TASK: Among the lines below, list those containing the string "ATACADAO".

EXTRACTED DATA:
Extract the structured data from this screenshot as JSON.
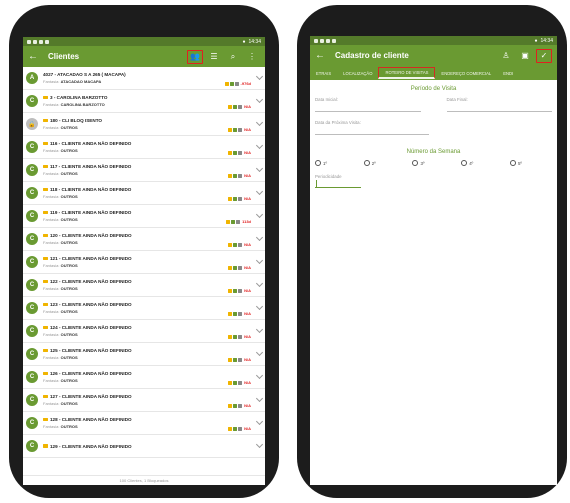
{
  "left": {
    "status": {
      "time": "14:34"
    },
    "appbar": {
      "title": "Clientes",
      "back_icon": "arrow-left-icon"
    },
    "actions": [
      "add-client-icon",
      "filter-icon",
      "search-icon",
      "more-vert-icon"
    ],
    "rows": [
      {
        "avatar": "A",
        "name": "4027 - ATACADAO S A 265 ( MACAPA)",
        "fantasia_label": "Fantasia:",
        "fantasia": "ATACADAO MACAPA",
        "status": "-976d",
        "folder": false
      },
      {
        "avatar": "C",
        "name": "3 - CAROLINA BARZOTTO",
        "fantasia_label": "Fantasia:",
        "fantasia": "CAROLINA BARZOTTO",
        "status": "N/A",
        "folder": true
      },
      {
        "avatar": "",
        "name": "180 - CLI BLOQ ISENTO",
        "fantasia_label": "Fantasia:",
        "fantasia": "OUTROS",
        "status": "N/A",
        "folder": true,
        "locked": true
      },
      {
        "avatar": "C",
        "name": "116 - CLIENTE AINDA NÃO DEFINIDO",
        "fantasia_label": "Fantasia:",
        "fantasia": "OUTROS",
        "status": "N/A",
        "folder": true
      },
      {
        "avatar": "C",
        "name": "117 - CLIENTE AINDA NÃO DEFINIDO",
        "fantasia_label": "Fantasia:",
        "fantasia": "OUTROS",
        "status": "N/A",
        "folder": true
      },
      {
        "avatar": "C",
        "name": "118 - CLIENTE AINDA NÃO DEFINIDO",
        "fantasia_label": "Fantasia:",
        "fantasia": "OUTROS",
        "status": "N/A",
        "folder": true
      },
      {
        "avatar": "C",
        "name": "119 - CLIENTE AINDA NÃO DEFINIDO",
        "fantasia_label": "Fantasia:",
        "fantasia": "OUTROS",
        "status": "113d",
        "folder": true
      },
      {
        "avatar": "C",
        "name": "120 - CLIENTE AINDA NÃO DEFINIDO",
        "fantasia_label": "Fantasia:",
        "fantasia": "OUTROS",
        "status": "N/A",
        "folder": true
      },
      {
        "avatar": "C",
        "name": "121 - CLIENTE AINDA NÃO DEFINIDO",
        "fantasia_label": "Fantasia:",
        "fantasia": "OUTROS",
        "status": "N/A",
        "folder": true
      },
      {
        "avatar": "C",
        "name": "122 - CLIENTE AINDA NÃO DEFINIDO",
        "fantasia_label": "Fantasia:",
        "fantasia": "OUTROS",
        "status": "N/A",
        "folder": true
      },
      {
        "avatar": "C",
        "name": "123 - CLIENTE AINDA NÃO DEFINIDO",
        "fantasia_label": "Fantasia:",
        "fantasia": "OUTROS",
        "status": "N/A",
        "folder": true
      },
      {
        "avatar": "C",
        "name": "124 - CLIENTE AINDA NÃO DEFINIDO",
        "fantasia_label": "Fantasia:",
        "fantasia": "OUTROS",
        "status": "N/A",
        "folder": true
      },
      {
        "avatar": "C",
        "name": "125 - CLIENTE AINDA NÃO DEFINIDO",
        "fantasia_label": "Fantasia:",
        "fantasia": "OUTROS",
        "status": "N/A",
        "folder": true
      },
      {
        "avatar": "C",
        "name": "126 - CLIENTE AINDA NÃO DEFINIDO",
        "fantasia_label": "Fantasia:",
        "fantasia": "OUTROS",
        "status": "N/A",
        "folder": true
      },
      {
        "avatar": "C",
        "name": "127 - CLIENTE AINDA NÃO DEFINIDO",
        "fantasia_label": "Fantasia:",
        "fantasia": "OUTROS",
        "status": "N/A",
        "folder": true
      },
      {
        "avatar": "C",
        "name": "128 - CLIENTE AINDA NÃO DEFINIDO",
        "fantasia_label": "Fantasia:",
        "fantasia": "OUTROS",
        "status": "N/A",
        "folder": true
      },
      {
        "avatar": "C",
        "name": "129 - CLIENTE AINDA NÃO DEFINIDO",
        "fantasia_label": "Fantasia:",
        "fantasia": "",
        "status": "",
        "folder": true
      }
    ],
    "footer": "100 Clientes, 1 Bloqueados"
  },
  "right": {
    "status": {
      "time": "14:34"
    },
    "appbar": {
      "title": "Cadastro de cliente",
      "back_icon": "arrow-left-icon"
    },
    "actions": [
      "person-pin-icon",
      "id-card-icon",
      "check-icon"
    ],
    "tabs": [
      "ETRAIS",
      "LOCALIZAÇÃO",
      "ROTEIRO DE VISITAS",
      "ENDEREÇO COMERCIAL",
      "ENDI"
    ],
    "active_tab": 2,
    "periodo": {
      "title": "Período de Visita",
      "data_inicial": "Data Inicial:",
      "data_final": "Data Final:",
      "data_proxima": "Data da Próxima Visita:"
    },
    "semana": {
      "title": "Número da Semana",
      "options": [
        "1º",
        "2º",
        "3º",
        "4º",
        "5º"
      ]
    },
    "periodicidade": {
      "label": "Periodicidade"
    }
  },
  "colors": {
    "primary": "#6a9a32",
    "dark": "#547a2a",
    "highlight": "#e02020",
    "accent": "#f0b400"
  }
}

==

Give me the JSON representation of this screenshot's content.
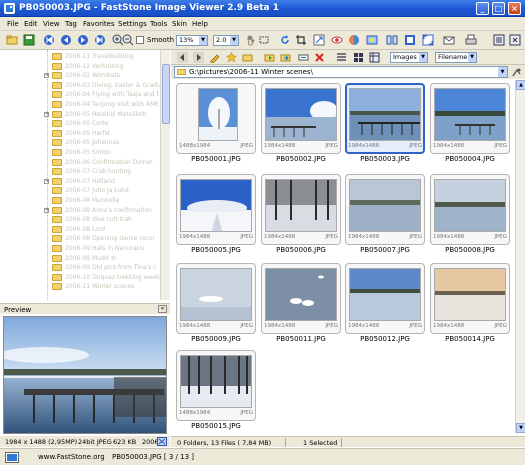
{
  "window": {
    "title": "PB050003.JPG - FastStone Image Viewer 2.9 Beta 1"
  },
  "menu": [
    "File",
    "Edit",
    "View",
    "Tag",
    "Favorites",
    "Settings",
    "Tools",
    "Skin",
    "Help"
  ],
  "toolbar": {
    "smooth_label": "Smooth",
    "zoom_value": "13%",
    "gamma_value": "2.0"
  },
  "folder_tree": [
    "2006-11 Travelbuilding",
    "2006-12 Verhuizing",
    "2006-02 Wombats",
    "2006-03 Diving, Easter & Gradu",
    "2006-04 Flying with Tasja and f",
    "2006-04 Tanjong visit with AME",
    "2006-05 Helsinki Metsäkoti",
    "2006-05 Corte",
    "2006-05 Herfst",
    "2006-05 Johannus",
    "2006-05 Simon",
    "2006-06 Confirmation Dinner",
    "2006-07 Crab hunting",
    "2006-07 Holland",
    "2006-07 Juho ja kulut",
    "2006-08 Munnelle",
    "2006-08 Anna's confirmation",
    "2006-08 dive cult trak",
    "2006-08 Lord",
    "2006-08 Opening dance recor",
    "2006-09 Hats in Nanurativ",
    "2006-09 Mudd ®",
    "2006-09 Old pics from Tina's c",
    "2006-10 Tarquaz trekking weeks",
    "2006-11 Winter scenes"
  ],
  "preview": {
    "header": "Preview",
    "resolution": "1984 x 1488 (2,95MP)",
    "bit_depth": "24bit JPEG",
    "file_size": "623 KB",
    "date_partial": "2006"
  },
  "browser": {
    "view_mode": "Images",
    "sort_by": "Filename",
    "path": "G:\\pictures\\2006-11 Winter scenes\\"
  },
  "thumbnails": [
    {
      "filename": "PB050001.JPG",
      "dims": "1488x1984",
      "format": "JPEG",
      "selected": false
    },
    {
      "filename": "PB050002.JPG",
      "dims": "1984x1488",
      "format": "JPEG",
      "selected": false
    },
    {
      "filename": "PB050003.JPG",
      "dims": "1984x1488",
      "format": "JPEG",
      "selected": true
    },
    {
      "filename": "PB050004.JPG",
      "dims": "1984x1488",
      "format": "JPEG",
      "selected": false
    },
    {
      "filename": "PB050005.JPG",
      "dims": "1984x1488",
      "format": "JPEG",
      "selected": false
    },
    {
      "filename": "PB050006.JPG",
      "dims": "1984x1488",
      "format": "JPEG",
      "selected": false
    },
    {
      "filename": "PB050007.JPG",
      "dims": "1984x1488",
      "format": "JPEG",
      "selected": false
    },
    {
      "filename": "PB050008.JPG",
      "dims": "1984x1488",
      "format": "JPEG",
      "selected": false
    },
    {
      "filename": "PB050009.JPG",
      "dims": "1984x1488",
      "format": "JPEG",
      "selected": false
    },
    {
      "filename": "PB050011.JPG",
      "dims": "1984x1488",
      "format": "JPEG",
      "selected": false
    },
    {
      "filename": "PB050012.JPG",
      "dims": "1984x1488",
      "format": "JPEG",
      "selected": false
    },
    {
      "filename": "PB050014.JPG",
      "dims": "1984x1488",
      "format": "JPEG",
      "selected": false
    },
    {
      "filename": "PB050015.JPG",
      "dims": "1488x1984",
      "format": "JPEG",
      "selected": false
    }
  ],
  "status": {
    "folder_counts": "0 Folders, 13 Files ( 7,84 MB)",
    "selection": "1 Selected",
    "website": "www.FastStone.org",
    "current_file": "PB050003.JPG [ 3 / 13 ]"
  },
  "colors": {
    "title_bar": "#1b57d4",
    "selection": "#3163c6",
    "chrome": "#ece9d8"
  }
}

REPLY:
        "name": "4027 - ATACADAO S A 265 ( MACAPA)",
        "fantasia": "ATACADAO MACAPA",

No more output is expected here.